EXERCISE TASK: Please print all of the material below, word for word.

SUPPLIED RECORDS:
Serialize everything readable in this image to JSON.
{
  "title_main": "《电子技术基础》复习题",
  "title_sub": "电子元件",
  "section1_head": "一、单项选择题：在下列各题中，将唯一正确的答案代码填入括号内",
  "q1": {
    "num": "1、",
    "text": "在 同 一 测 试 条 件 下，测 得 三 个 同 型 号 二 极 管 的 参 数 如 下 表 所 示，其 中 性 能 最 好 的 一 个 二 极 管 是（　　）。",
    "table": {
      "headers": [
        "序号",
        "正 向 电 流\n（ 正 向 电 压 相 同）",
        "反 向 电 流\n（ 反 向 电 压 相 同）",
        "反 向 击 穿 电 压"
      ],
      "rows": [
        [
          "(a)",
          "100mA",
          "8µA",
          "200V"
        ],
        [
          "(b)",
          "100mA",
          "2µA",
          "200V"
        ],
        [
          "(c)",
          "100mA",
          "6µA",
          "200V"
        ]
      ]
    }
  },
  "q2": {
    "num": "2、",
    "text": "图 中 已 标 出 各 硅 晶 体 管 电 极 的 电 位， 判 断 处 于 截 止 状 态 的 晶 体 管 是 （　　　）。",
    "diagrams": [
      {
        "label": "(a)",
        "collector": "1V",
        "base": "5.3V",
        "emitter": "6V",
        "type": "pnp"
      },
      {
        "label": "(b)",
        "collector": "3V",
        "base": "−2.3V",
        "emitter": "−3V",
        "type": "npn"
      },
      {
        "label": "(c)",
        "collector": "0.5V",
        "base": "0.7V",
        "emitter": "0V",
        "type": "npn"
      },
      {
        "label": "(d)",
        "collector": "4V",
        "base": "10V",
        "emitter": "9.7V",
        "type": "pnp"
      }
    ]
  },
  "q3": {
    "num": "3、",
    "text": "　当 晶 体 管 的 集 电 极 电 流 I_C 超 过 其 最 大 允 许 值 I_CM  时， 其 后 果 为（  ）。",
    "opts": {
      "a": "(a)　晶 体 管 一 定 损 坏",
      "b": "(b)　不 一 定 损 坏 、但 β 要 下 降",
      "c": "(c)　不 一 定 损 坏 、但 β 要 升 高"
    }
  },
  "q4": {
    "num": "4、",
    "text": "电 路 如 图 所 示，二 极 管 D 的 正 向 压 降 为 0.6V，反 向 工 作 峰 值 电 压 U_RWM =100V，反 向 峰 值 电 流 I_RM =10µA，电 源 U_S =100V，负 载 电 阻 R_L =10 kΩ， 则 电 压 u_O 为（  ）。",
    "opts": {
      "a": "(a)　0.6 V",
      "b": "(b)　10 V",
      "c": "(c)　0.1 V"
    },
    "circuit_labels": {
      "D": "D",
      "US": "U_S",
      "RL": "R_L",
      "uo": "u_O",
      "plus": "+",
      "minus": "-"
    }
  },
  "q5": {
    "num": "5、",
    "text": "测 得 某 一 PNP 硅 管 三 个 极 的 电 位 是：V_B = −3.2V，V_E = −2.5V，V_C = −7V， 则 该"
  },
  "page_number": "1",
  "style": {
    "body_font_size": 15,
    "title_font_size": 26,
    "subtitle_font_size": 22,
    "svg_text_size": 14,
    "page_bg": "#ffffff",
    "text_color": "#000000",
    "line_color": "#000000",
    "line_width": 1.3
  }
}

SOLUTION TO THE EXERCISE:
Serialize everything readable in this image to JSON.
{
  "title_main": "《电子技术基础》复习题",
  "title_sub": "电子元件",
  "section1_head": "一、单项选择题：在下列各题中，将唯一正确的答案代码填入括号内",
  "q1": {
    "num": "1、",
    "text": "在 同 一 测 试 条 件 下，测 得 三 个 同 型 号 二 极 管 的 参 数 如 下 表 所 示，其 中 性 能 最 好 的 一 个 二 极 管 是（　　）。",
    "table": {
      "headers": [
        "序号",
        "正 向 电 流\n（ 正 向 电 压 相 同）",
        "反 向 电 流\n（ 反 向 电 压 相 同）",
        "反 向 击 穿 电 压"
      ],
      "rows": [
        [
          "(a)",
          "100mA",
          "8µA",
          "200V"
        ],
        [
          "(b)",
          "100mA",
          "2µA",
          "200V"
        ],
        [
          "(c)",
          "100mA",
          "6µA",
          "200V"
        ]
      ]
    }
  },
  "q2": {
    "num": "2、",
    "text": "图 中 已 标 出 各 硅 晶 体 管 电 极 的 电 位， 判 断 处 于 截 止 状 态 的 晶 体 管 是 （　　　）。",
    "diagrams": [
      {
        "label": "(a)",
        "collector": "1V",
        "base": "5.3V",
        "emitter": "6V",
        "type": "pnp"
      },
      {
        "label": "(b)",
        "collector": "3V",
        "base": "−2.3V",
        "emitter": "−3V",
        "type": "npn"
      },
      {
        "label": "(c)",
        "collector": "0.5V",
        "base": "0.7V",
        "emitter": "0V",
        "type": "npn"
      },
      {
        "label": "(d)",
        "collector": "4V",
        "base": "10V",
        "emitter": "9.7V",
        "type": "pnp"
      }
    ]
  },
  "q3": {
    "num": "3、",
    "text": "　当 晶 体 管 的 集 电 极 电 流 I_C 超 过 其 最 大 允 许 值 I_CM  时， 其 后 果 为（  ）。",
    "opts": {
      "a": "(a)　晶 体 管 一 定 损 坏",
      "b": "(b)　不 一 定 损 坏 、但 β 要 下 降",
      "c": "(c)　不 一 定 损 坏 、但 β 要 升 高"
    }
  },
  "q4": {
    "num": "4、",
    "text": "电 路 如 图 所 示，二 极 管 D 的 正 向 压 降 为 0.6V，反 向 工 作 峰 值 电 压 U_RWM =100V，反 向 峰 值 电 流 I_RM =10µA，电 源 U_S =100V，负 载 电 阻 R_L =10 kΩ， 则 电 压 u_O 为（  ）。",
    "opts": {
      "a": "(a)　0.6 V",
      "b": "(b)　10 V",
      "c": "(c)　0.1 V"
    },
    "circuit_labels": {
      "D": "D",
      "US": "U_S",
      "RL": "R_L",
      "uo": "u_O",
      "plus": "+",
      "minus": "-"
    }
  },
  "q5": {
    "num": "5、",
    "text": "测 得 某 一 PNP 硅 管 三 个 极 的 电 位 是：V_B = −3.2V，V_E = −2.5V，V_C = −7V， 则 该"
  },
  "page_number": "1",
  "style": {
    "body_font_size": 15,
    "title_font_size": 26,
    "subtitle_font_size": 22,
    "svg_text_size": 14,
    "page_bg": "#ffffff",
    "text_color": "#000000",
    "line_color": "#000000",
    "line_width": 1.3
  }
}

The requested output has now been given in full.